== DATASET CONTENT ==
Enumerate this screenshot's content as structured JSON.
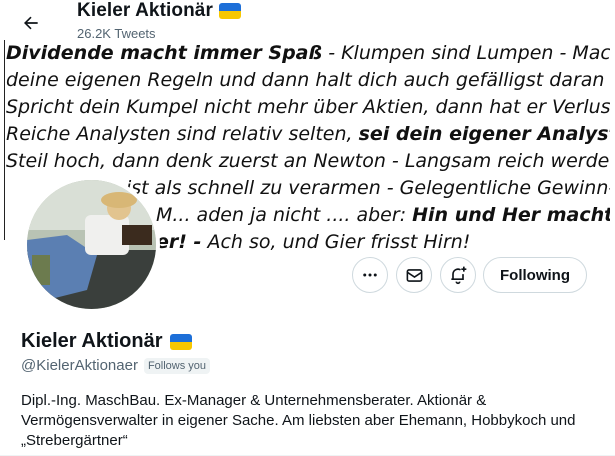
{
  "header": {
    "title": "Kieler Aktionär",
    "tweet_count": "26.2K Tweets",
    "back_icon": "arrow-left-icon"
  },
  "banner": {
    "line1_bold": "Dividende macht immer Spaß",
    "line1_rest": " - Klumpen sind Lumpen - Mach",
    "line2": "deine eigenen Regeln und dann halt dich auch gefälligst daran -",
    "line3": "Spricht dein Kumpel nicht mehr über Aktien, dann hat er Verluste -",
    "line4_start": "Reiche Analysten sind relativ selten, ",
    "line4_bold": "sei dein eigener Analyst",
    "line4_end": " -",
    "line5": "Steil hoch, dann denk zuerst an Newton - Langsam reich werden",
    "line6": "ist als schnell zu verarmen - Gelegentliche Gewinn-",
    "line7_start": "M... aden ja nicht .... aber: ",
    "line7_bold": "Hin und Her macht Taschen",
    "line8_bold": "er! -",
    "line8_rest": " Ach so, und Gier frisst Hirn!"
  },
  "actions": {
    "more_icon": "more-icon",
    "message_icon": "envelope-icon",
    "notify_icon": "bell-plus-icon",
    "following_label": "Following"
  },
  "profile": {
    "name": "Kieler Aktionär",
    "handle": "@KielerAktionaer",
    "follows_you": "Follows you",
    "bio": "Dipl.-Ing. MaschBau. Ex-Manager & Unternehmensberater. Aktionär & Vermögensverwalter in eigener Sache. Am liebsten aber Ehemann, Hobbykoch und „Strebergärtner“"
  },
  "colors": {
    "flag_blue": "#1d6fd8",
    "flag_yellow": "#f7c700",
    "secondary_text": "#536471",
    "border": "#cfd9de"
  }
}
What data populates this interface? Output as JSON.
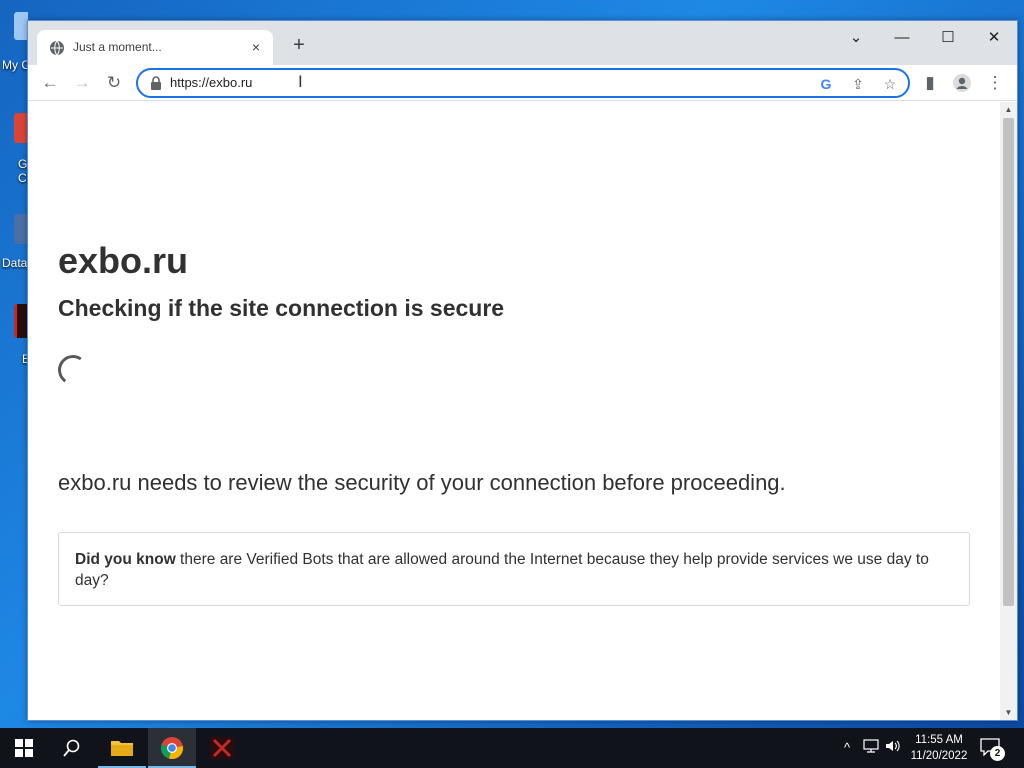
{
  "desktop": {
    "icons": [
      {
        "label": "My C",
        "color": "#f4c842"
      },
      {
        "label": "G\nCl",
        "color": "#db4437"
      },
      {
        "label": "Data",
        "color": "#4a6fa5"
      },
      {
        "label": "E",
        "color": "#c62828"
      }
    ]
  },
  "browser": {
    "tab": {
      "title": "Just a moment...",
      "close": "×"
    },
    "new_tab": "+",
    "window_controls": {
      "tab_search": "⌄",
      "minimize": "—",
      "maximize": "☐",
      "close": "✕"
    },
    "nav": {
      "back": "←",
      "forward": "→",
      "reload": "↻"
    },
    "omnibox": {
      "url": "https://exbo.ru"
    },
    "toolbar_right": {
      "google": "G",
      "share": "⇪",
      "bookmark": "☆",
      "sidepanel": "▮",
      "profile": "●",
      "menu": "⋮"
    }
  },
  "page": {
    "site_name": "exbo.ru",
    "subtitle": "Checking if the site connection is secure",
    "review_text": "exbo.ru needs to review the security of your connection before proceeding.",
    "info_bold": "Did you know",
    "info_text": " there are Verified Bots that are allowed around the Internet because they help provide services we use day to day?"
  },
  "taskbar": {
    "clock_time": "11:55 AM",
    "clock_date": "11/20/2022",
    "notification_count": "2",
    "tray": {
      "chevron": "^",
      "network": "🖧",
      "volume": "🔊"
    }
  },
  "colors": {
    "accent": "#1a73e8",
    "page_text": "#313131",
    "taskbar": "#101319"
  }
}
---
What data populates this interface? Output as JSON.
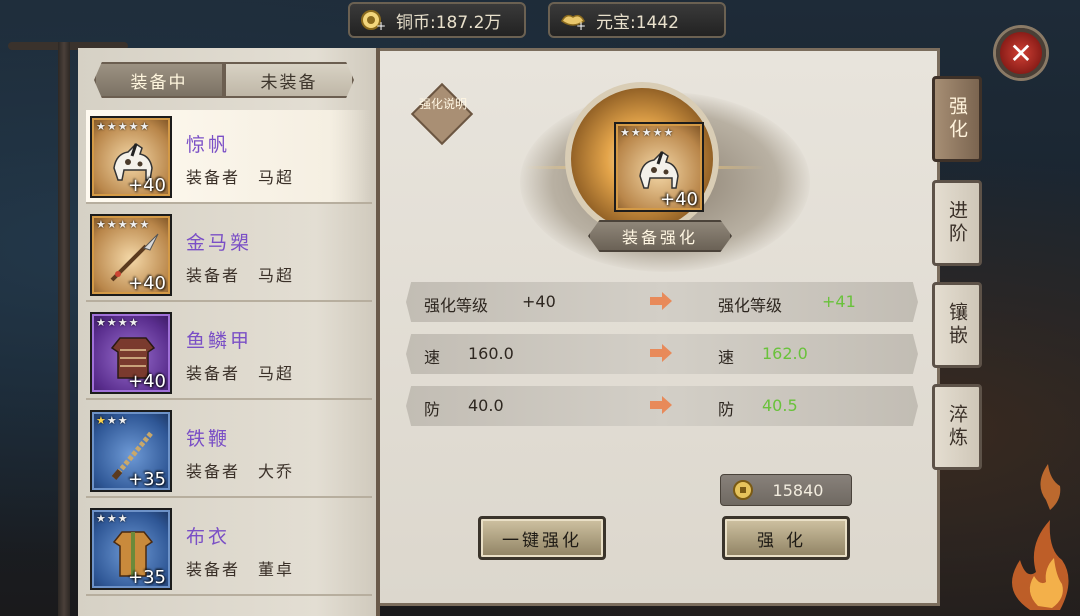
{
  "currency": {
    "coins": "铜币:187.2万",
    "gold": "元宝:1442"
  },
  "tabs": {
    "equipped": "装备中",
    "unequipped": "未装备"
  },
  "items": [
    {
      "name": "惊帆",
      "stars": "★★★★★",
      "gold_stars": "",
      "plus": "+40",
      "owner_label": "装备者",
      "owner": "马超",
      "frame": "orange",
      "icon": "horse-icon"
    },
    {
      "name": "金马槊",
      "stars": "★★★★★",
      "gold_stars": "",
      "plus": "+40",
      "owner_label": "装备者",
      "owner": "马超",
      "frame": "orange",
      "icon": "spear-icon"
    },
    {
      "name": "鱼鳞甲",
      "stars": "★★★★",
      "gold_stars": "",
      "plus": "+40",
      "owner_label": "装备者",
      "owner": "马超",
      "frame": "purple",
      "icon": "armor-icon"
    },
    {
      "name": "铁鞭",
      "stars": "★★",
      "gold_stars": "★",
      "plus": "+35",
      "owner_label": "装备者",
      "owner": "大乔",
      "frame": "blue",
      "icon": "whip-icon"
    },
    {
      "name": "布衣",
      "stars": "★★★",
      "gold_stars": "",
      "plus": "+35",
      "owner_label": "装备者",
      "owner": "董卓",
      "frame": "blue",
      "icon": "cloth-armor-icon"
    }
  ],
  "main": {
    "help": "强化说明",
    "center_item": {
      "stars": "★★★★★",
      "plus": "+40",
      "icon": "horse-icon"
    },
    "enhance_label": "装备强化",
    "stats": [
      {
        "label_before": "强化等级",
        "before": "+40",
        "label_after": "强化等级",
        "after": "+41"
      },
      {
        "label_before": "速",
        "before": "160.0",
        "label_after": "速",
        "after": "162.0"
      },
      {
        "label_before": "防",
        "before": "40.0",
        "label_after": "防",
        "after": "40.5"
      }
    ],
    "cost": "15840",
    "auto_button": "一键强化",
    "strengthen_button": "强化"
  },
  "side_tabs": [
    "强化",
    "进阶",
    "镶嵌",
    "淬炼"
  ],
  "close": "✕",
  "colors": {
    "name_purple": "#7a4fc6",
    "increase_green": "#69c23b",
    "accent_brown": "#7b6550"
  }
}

== GIVEN TASK ==
Go over the records above and tally the lines with the word "aber" in them. Give the number alone.

== RESULT FOR THIS TASK ==
2